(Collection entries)
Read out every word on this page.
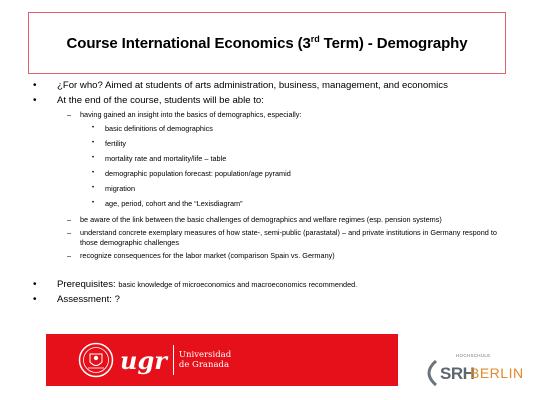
Course International Economics (3rd Term) - Demography
• ¿For who? Aimed at students of arts administration, business, management, and economics
• At the end of the course, students will be able to:
– having gained an insight into the basics of demographics, especially:
• basic definitions of demographics
• fertility
• mortality rate and mortality/life – table
• demographic population forecast: population/age pyramid
• migration
• age, period, cohort and the “Lexisdiagram”
– be aware of the link between the basic challenges of demographics and welfare regimes (esp. pension systems)
– understand concrete exemplary measures of how state-, semi-public (parastatal) – and private institutions in Germany respond to those demographic challenges
– recognize consequences for the labor market (comparison Spain vs. Germany)
• Prerequisites: basic knowledge of microeconomics and macroeconomics recommended.
• Assessment: ?
ugr Universidad
de Granada
HOCHSCHULE
SRH
BERLIN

**WHAT YOU HAVE TO DO**
Exactly reproduce the entries above, minus the pictures.

**EXERCISE RESULT**
Read out every word on this page.
Course International Economics (3rd Term) - Demography
• ¿For who? Aimed at students of arts administration, business, management, and economics
• At the end of the course, students will be able to:
– having gained an insight into the basics of demographics, especially:
• basic definitions of demographics
• fertility
• mortality rate and mortality/life – table
• demographic population forecast: population/age pyramid
• migration
• age, period, cohort and the “Lexisdiagram”
– be aware of the link between the basic challenges of demographics and welfare regimes (esp. pension systems)
– understand concrete exemplary measures of how state-, semi-public (parastatal) – and private institutions in Germany respond to those demographic challenges
– recognize consequences for the labor market (comparison Spain vs. Germany)
• Prerequisites: basic knowledge of microeconomics and macroeconomics recommended.
• Assessment: ?
ugr Universidad
de Granada
HOCHSCHULE
SRH
BERLIN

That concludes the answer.